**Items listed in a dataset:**
· · · · · · ·

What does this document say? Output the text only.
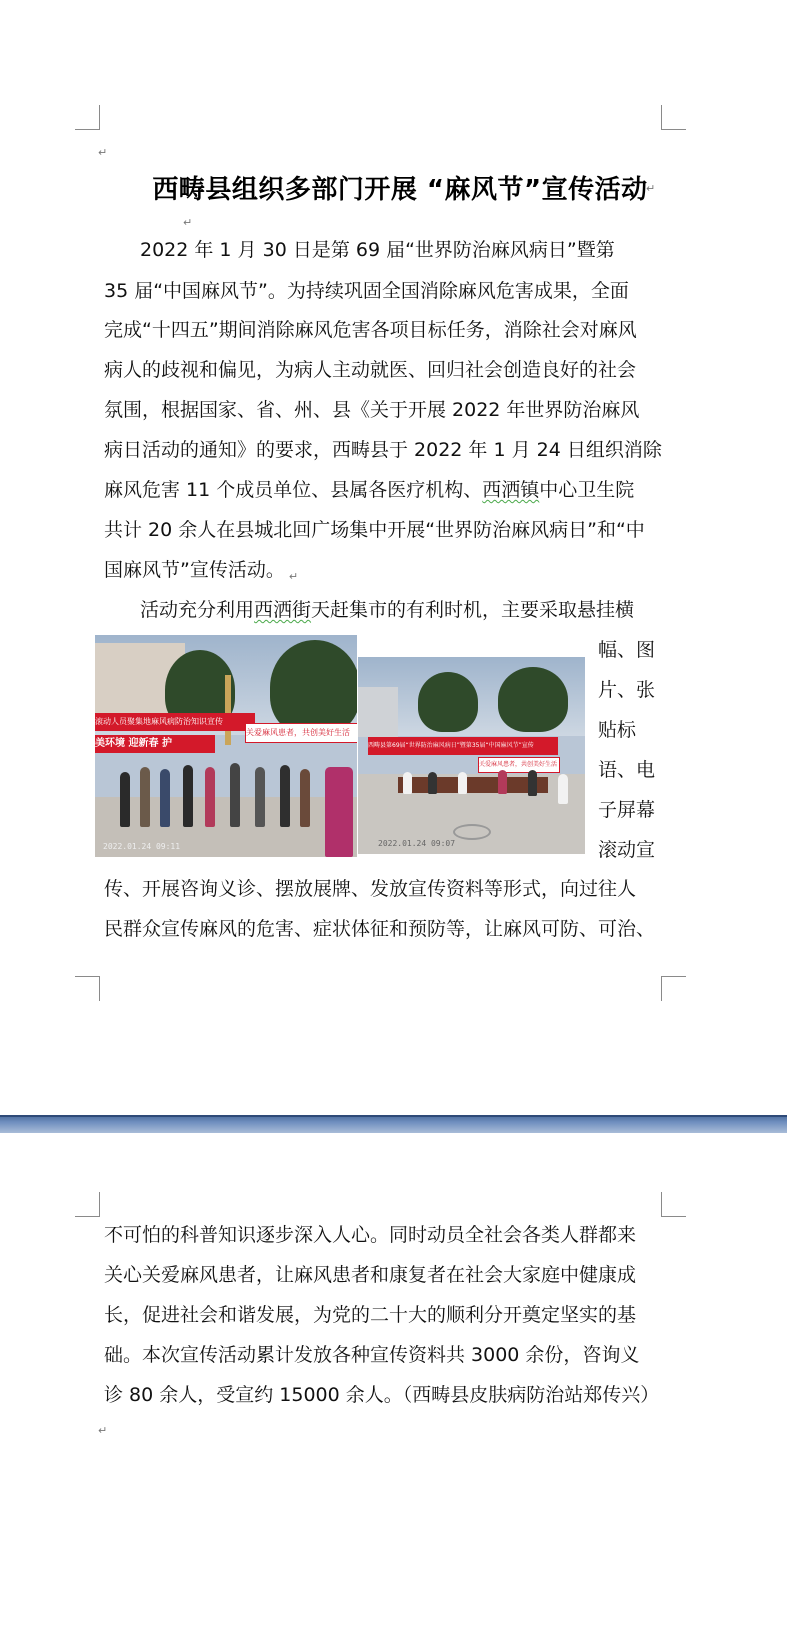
↵
西畴县组织多部门开展 “麻风节”宣传活动
↵
↵
2022 年 1 月 30 日是第 69 届“世界防治麻风病日”暨第
35 届“中国麻风节”。为持续巩固全国消除麻风危害成果，全面
完成“十四五”期间消除麻风危害各项目标任务，消除社会对麻风
病人的歧视和偏见，为病人主动就医、回归社会创造良好的社会
氛围，根据国家、省、州、县《关于开展 2022 年世界防治麻风
病日活动的通知》的要求，西畴县于 2022 年 1 月 24 日组织消除
麻风危害 11 个成员单位、县属各医疗机构、西洒镇中心卫生院
共计 20 余人在县城北回广场集中开展“世界防治麻风病日”和“中
国麻风节”宣传活动。 $_↵$
活动充分利用西洒街天赶集市的有利时机，主要采取悬挂横
滚动人员聚集地麻风病防治知识宣传
美环境 迎新春 护
关爱麻风患者，共创美好生活
2022.01.24 09:11
西畴县第69届“世界防治麻风病日”暨第35届“中国麻风节”宣传
关爱麻风患者，共创美好生活
2022.01.24 09:07
幅、图
片、张
贴标
语、电
子屏幕
滚动宣
传、开展咨询义诊、摆放展牌、发放宣传资料等形式，向过往人
民群众宣传麻风的危害、症状体征和预防等，让麻风可防、可治、
不可怕的科普知识逐步深入人心。同时动员全社会各类人群都来
关心关爱麻风患者，让麻风患者和康复者在社会大家庭中健康成
长，促进社会和谐发展，为党的二十大的顺利分开奠定坚实的基
础。本次宣传活动累计发放各种宣传资料共 3000 余份，咨询义
诊 80 余人，受宣约 15000 余人。（西畴县皮肤病防治站郑传兴）
↵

· · · · · · ·

**To be done:**
Return only the number of lines in the preceding records that contain the string "中国麻风节".

**Final result:**
2